Repeat the data that follows, word for word, without the images.

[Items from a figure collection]
▬▬▬▬▬▬▬▬▬▬

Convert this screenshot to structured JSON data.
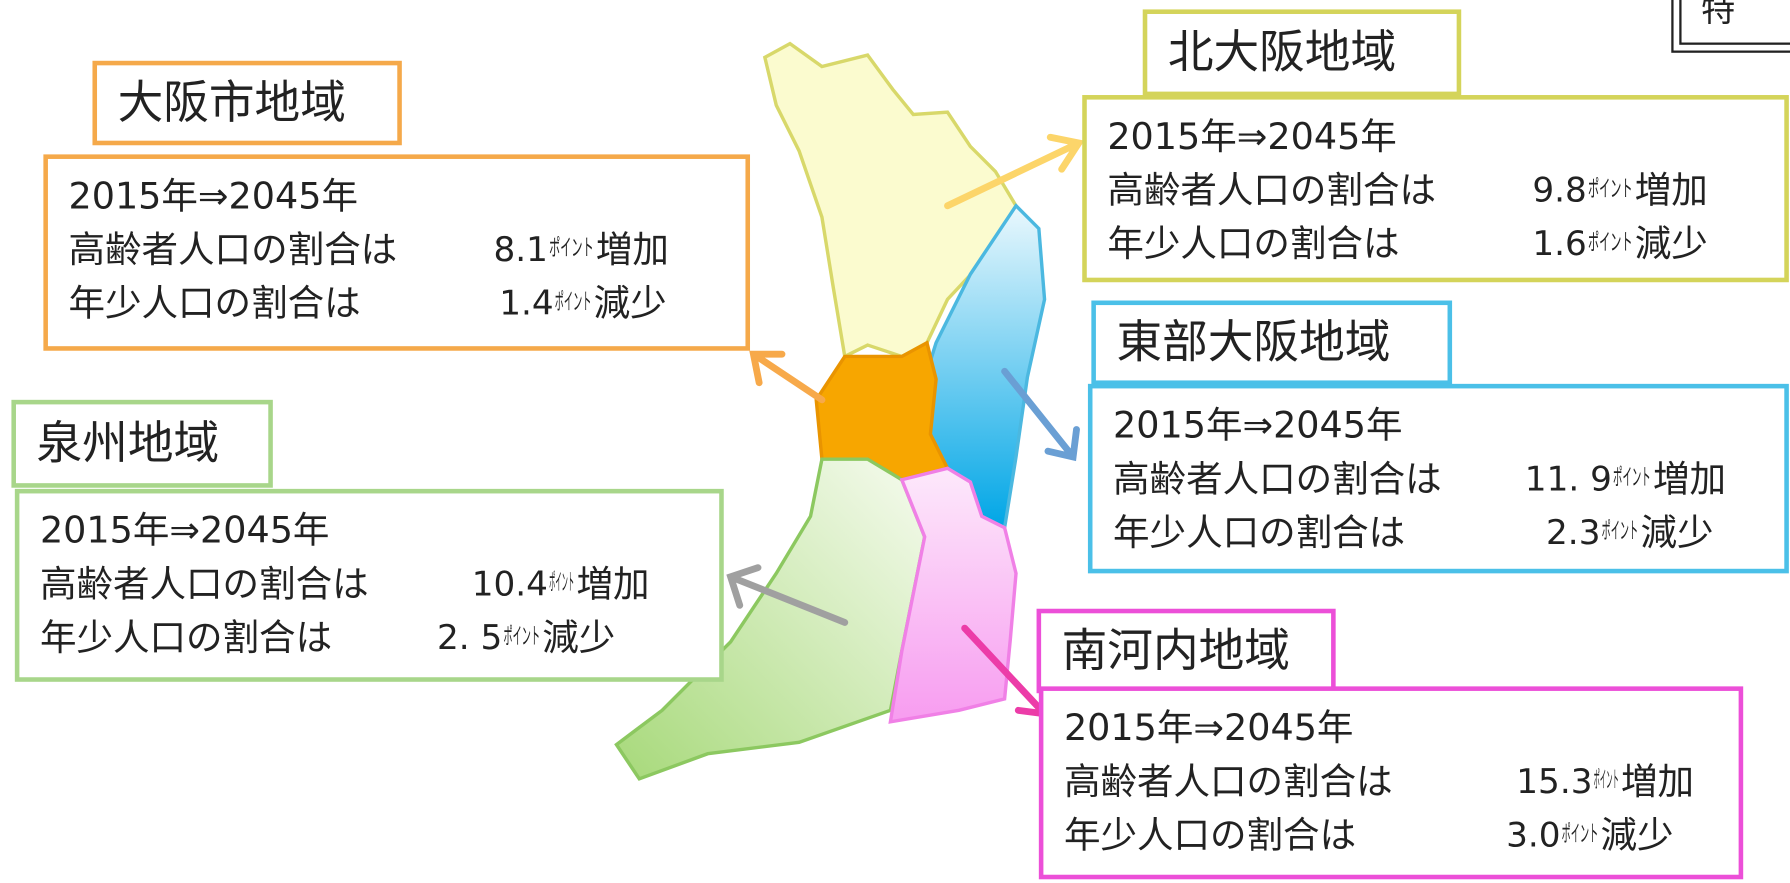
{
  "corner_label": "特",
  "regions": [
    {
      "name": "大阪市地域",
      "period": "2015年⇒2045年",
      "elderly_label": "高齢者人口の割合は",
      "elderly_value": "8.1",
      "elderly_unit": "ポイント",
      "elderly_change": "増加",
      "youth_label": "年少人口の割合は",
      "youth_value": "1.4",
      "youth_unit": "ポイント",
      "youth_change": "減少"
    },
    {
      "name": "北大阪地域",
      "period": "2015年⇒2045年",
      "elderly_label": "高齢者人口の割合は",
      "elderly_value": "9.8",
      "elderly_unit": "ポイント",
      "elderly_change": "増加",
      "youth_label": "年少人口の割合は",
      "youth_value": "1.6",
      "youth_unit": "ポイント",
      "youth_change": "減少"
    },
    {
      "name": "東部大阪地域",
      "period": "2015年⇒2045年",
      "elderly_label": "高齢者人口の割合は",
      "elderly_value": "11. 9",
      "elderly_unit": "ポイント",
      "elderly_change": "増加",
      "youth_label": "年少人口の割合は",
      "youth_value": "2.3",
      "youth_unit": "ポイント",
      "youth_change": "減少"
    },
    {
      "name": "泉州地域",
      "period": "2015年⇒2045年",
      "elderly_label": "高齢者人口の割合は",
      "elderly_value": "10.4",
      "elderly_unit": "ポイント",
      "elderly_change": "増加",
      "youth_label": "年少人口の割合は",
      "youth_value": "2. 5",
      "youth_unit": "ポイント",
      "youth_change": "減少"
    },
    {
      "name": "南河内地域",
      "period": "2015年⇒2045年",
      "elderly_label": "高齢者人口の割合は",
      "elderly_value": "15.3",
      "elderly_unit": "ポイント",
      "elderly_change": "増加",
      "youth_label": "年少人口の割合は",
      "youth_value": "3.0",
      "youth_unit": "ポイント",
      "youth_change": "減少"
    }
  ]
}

▬▬▬▬▬▬▬▬▬▬

## [EXPECTED OUTPUT]
Convert this screenshot to structured JSON data.
{
  "corner_label": "特",
  "regions": [
    {
      "name": "大阪市地域",
      "period": "2015年⇒2045年",
      "elderly_label": "高齢者人口の割合は",
      "elderly_value": "8.1",
      "elderly_unit": "ポイント",
      "elderly_change": "増加",
      "youth_label": "年少人口の割合は",
      "youth_value": "1.4",
      "youth_unit": "ポイント",
      "youth_change": "減少"
    },
    {
      "name": "北大阪地域",
      "period": "2015年⇒2045年",
      "elderly_label": "高齢者人口の割合は",
      "elderly_value": "9.8",
      "elderly_unit": "ポイント",
      "elderly_change": "増加",
      "youth_label": "年少人口の割合は",
      "youth_value": "1.6",
      "youth_unit": "ポイント",
      "youth_change": "減少"
    },
    {
      "name": "東部大阪地域",
      "period": "2015年⇒2045年",
      "elderly_label": "高齢者人口の割合は",
      "elderly_value": "11. 9",
      "elderly_unit": "ポイント",
      "elderly_change": "増加",
      "youth_label": "年少人口の割合は",
      "youth_value": "2.3",
      "youth_unit": "ポイント",
      "youth_change": "減少"
    },
    {
      "name": "泉州地域",
      "period": "2015年⇒2045年",
      "elderly_label": "高齢者人口の割合は",
      "elderly_value": "10.4",
      "elderly_unit": "ポイント",
      "elderly_change": "増加",
      "youth_label": "年少人口の割合は",
      "youth_value": "2. 5",
      "youth_unit": "ポイント",
      "youth_change": "減少"
    },
    {
      "name": "南河内地域",
      "period": "2015年⇒2045年",
      "elderly_label": "高齢者人口の割合は",
      "elderly_value": "15.3",
      "elderly_unit": "ポイント",
      "elderly_change": "増加",
      "youth_label": "年少人口の割合は",
      "youth_value": "3.0",
      "youth_unit": "ポイント",
      "youth_change": "減少"
    }
  ]
}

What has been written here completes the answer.